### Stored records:
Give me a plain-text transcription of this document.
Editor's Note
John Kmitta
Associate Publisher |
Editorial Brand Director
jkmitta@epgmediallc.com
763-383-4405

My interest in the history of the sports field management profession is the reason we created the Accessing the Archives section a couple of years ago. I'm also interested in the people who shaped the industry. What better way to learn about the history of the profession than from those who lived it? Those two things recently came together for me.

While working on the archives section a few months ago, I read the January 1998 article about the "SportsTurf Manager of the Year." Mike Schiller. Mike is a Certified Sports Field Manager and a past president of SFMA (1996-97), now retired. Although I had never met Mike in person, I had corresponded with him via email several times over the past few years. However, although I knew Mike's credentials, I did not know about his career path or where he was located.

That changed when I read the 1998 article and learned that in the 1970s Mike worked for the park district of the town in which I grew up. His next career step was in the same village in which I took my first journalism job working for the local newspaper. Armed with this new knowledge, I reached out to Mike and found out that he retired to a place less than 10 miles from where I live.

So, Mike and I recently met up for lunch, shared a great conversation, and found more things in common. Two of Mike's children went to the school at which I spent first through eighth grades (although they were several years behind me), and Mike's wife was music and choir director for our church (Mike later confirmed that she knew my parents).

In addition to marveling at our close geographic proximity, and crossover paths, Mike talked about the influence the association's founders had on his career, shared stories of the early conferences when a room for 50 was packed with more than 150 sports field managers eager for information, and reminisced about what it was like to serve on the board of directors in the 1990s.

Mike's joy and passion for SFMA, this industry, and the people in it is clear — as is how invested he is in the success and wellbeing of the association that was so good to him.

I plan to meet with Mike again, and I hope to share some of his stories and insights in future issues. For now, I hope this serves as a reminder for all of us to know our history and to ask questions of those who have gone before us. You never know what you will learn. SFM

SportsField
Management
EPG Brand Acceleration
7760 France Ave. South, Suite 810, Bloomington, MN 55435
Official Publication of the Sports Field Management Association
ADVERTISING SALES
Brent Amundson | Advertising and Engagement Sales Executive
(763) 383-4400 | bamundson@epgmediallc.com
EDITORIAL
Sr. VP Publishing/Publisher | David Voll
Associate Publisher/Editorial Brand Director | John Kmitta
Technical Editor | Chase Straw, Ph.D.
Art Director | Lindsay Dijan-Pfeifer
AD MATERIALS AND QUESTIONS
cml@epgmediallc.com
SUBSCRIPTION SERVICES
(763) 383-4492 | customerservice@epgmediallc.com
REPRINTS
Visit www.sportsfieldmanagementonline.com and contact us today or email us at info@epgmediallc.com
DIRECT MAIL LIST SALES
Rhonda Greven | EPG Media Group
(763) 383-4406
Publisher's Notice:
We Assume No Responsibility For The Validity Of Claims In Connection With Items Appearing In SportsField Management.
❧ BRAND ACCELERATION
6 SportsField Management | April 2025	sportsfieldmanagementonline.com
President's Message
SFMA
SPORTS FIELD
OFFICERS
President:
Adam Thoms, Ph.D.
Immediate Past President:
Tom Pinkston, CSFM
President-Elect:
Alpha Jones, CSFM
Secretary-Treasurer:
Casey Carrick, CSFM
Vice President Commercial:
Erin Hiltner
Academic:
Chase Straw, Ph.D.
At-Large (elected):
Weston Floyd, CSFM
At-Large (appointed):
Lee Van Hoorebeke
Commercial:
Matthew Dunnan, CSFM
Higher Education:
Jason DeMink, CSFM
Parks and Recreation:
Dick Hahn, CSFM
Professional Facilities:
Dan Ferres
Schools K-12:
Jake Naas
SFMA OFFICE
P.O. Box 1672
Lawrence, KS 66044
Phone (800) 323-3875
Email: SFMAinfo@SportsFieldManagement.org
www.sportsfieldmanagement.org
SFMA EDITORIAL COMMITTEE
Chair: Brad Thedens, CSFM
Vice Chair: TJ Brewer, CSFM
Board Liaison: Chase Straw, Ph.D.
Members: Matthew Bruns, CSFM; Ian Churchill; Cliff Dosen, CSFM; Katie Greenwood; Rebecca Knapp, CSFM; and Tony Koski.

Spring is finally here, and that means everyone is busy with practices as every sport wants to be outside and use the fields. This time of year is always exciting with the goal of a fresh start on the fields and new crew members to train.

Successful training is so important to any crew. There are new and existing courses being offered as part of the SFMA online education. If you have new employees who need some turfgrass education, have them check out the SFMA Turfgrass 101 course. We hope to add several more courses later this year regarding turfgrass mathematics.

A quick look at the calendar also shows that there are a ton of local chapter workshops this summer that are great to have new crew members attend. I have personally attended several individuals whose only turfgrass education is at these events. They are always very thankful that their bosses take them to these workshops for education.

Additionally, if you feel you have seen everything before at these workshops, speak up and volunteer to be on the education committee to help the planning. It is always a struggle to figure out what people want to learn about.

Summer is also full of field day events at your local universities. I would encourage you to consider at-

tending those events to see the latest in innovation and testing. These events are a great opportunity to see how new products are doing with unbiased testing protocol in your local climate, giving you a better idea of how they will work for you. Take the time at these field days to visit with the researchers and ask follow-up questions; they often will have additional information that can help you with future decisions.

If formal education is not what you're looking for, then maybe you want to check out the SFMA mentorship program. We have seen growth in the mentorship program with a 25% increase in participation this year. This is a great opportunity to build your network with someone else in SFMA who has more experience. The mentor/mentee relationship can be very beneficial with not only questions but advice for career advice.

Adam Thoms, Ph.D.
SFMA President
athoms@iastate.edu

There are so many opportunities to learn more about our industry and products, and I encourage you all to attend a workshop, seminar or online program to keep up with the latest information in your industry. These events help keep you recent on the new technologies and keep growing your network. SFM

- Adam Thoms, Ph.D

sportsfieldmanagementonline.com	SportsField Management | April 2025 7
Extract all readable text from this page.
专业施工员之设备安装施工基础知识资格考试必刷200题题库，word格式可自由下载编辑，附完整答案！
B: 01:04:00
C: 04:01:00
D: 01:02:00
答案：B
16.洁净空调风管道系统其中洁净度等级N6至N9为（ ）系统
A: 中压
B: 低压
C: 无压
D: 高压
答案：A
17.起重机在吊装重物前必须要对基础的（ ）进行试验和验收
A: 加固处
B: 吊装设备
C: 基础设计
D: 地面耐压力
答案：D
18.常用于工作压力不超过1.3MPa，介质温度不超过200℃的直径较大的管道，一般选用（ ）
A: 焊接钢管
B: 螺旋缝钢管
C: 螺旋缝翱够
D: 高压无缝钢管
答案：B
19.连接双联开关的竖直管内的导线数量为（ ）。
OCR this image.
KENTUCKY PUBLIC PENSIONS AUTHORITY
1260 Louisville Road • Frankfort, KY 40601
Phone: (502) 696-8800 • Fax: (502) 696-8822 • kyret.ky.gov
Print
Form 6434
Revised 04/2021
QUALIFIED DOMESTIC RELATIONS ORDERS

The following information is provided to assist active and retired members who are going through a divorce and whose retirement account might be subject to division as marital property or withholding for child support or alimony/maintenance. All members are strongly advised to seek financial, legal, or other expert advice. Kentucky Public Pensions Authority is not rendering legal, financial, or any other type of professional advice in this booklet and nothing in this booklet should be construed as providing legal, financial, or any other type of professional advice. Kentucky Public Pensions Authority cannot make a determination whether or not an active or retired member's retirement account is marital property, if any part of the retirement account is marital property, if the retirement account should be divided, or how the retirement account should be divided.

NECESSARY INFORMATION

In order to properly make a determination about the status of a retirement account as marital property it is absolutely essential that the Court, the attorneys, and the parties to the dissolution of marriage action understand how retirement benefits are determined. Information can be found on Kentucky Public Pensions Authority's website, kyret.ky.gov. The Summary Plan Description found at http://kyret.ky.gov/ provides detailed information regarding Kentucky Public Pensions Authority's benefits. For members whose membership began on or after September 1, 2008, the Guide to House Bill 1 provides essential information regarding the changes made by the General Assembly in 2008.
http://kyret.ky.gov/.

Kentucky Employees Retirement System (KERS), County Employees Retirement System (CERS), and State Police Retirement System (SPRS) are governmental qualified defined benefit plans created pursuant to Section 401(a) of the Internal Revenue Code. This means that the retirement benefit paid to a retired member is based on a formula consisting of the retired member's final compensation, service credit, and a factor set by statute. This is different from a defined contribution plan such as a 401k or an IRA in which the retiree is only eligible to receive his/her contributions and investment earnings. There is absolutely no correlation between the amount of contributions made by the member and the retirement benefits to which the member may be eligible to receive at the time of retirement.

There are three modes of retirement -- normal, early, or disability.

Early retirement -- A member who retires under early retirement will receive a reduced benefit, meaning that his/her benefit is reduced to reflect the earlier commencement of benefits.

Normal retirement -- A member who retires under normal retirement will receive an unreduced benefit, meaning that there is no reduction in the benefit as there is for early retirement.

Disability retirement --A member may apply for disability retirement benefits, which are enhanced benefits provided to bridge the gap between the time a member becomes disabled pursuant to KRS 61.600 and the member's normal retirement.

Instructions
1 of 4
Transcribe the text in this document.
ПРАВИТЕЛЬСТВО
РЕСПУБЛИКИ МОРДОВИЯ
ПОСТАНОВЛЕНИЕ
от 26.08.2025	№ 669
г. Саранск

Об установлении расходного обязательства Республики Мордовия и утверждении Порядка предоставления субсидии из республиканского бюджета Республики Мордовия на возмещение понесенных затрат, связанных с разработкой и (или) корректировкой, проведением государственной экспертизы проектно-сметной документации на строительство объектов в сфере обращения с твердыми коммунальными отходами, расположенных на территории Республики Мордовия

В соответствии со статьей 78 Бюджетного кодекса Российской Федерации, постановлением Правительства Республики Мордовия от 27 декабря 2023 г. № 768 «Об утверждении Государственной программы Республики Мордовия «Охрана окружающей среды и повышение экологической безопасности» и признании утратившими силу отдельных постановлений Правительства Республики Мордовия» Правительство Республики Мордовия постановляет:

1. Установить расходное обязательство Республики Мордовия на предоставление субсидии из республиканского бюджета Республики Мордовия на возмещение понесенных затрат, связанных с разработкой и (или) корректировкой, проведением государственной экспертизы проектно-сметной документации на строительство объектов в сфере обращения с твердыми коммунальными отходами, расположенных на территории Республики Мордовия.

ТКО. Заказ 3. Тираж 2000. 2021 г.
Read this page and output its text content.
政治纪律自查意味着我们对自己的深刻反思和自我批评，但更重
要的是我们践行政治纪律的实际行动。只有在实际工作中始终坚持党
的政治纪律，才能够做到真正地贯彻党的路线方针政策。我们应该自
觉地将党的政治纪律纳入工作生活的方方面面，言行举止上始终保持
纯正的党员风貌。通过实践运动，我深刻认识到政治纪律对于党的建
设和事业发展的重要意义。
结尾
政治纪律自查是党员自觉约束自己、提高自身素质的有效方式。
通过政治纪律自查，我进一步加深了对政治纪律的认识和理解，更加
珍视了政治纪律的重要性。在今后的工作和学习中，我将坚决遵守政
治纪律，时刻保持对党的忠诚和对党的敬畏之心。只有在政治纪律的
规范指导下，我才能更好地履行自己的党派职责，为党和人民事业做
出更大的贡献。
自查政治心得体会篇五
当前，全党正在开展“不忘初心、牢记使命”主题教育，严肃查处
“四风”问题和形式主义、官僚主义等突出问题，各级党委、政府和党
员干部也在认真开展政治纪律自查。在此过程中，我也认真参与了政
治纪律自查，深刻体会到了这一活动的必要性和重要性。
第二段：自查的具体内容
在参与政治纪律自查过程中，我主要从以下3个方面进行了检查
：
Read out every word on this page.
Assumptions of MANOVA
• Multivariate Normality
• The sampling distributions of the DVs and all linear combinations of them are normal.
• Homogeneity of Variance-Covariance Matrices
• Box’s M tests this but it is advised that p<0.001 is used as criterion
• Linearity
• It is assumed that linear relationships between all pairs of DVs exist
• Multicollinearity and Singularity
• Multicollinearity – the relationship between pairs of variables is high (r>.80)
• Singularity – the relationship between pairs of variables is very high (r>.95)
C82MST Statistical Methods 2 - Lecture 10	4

### EXERCISE DESCRIPTION:
Write down only how many lines in the listing contain the word "сфере".

### COMPLETED TASK:
2